[A block of data]
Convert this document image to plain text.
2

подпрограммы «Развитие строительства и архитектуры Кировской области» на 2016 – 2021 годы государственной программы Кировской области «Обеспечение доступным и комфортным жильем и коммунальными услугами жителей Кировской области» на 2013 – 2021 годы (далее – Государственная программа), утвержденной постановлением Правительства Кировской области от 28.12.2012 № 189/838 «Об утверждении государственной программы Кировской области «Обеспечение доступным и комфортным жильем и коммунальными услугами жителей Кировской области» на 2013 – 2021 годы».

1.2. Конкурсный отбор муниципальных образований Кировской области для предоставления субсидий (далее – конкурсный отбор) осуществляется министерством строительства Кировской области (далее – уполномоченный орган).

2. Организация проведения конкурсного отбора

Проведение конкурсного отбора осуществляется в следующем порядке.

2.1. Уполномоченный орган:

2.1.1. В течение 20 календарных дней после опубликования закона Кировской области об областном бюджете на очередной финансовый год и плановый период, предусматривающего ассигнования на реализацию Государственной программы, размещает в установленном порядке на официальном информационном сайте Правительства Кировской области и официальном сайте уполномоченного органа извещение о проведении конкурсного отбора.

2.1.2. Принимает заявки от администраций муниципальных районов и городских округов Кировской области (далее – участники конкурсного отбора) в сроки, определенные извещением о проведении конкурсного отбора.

§ **WORK TO COMPLETE**: Search the lines for "области". Copy each line that has it.

§ **TASK OUTPUT**:
подпрограммы «Развитие строительства и архитектуры Кировской области» на 2016 – 2021 годы государственной программы Кировской области «Обеспечение доступным и комфортным жильем и коммунальными услугами жителей Кировской области» на 2013 – 2021 годы (далее – Государственная программа), утвержденной постановлением Правительства Кировской области от 28.12.2012 № 189/838 «Об утверждении государственной программы Кировской области «Обеспечение доступным и комфортным жильем и коммунальными услугами жителей Кировской области» на 2013 – 2021 годы».
1.2. Конкурсный отбор муниципальных образований Кировской области для предоставления субсидий (далее – конкурсный отбор) осуществляется министерством строительства Кировской области (далее – уполномоченный орган).
2.1.1. В течение 20 календарных дней после опубликования закона Кировской области об областном бюджете на очередной финансовый год и плановый период, предусматривающего ассигнования на реализацию Государственной программы, размещает в установленном порядке на официальном информационном сайте Правительства Кировской области и официальном сайте уполномоченного органа извещение о проведении конкурсного отбора.
2.1.2. Принимает заявки от администраций муниципальных районов и городских округов Кировской области (далее – участники конкурсного отбора) в сроки, определенные извещением о проведении конкурсного отбора.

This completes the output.